Written task:
Below are the records. Count the lines containing the string "name", and reply with the number alone.

Records:
"""
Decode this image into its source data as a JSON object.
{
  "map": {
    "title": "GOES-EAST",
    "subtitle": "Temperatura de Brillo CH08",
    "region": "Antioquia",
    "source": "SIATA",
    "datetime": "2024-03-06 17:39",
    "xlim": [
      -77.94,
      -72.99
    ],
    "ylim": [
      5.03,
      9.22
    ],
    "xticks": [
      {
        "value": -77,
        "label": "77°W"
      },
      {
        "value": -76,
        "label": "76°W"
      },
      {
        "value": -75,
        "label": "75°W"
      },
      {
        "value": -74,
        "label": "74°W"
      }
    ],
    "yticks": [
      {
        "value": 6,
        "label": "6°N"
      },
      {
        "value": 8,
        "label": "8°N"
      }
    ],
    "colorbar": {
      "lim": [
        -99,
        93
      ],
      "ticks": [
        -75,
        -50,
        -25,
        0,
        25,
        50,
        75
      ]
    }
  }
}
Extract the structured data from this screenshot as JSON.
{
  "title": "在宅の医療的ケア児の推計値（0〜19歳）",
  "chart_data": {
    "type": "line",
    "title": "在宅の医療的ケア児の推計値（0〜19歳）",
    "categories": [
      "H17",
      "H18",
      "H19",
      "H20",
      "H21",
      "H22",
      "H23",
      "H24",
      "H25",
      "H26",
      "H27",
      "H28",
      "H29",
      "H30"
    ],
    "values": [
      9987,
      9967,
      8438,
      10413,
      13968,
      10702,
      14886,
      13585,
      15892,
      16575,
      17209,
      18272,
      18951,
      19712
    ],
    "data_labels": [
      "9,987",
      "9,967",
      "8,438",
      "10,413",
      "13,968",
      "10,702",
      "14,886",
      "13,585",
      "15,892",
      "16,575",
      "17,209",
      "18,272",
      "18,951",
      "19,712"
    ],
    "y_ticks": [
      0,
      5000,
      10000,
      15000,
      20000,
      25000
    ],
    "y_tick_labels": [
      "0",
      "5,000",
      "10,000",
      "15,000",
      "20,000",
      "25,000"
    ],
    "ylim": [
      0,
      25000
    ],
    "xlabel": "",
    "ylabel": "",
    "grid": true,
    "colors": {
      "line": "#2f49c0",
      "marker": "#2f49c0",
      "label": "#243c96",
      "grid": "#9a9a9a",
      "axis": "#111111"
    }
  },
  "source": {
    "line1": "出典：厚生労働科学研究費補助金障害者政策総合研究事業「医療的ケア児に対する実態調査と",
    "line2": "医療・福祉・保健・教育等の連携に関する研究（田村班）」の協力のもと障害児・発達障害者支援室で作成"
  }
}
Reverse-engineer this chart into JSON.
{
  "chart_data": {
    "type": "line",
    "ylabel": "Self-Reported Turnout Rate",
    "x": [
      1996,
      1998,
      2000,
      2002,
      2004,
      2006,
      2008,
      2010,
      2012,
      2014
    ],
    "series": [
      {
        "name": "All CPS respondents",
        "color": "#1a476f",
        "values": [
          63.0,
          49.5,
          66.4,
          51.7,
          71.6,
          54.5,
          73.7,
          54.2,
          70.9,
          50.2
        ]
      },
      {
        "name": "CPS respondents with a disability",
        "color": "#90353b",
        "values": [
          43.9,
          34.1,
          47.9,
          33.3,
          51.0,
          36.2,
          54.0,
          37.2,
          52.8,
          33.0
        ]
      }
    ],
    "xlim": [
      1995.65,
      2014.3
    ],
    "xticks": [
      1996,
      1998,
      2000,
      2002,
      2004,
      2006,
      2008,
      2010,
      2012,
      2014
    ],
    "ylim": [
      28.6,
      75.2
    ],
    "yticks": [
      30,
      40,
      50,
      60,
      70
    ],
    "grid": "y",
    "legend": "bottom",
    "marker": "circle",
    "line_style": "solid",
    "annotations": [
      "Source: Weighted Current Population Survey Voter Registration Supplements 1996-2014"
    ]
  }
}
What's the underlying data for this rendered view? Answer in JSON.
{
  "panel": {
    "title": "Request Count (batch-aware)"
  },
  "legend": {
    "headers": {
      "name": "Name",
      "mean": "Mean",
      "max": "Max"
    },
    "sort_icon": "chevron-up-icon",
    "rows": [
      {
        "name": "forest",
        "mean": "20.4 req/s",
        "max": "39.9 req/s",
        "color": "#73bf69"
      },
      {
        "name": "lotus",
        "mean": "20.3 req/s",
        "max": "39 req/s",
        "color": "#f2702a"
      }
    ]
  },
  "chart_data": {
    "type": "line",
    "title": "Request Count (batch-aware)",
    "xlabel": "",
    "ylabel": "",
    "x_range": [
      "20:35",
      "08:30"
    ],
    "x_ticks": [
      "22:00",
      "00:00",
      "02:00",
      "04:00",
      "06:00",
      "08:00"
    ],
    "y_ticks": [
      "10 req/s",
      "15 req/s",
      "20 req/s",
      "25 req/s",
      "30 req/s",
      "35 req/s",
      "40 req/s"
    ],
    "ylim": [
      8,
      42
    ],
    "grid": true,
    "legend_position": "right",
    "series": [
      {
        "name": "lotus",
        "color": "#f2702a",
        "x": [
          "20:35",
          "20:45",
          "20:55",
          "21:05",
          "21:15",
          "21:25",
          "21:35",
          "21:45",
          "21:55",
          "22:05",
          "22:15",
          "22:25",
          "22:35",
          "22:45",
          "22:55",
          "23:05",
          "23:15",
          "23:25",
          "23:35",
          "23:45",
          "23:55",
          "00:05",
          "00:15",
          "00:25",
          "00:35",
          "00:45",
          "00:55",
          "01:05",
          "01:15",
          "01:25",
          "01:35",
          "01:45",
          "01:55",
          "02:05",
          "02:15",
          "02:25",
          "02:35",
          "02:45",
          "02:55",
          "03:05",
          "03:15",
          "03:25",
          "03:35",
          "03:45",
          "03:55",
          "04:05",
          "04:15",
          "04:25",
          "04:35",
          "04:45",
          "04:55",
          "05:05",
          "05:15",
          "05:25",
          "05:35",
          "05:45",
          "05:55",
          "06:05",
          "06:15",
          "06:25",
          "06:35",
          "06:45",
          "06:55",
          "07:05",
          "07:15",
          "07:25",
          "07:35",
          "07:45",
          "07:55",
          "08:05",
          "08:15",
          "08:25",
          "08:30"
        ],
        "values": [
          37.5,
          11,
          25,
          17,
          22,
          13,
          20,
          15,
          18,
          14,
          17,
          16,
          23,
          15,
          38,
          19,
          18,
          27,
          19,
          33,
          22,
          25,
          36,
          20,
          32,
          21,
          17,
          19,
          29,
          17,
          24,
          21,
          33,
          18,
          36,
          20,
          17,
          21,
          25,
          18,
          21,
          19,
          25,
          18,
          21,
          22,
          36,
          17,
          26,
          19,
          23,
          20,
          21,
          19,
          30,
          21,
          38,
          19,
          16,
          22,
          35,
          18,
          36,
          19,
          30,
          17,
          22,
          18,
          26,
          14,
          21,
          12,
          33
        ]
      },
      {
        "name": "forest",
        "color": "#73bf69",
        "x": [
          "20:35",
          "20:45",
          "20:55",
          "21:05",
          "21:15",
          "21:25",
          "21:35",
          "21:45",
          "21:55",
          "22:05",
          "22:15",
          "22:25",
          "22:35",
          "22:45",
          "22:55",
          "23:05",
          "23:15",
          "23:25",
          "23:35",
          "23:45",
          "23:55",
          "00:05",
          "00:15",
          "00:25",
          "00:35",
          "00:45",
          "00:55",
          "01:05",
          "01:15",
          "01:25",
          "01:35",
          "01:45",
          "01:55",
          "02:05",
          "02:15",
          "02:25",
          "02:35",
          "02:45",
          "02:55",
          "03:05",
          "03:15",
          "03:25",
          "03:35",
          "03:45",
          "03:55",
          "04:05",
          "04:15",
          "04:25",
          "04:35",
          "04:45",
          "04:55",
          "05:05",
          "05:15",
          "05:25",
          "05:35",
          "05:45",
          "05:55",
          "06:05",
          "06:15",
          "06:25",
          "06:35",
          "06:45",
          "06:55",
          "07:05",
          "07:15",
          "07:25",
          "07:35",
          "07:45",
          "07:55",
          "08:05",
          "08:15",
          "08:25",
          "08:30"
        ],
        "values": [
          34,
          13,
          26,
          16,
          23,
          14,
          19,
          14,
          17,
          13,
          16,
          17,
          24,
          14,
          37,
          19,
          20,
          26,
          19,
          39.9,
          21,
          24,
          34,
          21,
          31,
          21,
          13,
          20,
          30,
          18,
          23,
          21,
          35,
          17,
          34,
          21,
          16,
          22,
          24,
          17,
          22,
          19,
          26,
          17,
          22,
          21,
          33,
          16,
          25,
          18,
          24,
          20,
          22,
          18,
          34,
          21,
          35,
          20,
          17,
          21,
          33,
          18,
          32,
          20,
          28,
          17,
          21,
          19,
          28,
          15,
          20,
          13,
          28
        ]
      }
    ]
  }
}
"""
Answer:
7